Extracted records
------------------------------------------------------------------------
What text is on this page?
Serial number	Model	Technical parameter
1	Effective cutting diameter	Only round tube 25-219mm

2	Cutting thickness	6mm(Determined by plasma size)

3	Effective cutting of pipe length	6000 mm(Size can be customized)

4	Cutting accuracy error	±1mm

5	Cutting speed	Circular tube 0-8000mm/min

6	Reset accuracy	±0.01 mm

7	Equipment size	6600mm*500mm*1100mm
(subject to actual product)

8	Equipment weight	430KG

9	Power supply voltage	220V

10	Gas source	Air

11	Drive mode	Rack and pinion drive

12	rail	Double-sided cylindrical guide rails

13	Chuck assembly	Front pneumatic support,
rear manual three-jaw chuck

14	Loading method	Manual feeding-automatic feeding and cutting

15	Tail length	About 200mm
------------------------------------------------------------------------
__REQUIREMENTS__
Every line above needs to be retyped exactly.

__EXPECTED ANSWER__
What text is on this page?
Serial number	Model	Technical parameter
1	Effective cutting diameter	Only round tube 25-219mm

2	Cutting thickness	6mm(Determined by plasma size)

3	Effective cutting of pipe length	6000 mm(Size can be customized)

4	Cutting accuracy error	±1mm

5	Cutting speed	Circular tube 0-8000mm/min

6	Reset accuracy	±0.01 mm

7	Equipment size	6600mm*500mm*1100mm
(subject to actual product)

8	Equipment weight	430KG

9	Power supply voltage	220V

10	Gas source	Air

11	Drive mode	Rack and pinion drive

12	rail	Double-sided cylindrical guide rails

13	Chuck assembly	Front pneumatic support,
rear manual three-jaw chuck

14	Loading method	Manual feeding-automatic feeding and cutting

15	Tail length	About 200mm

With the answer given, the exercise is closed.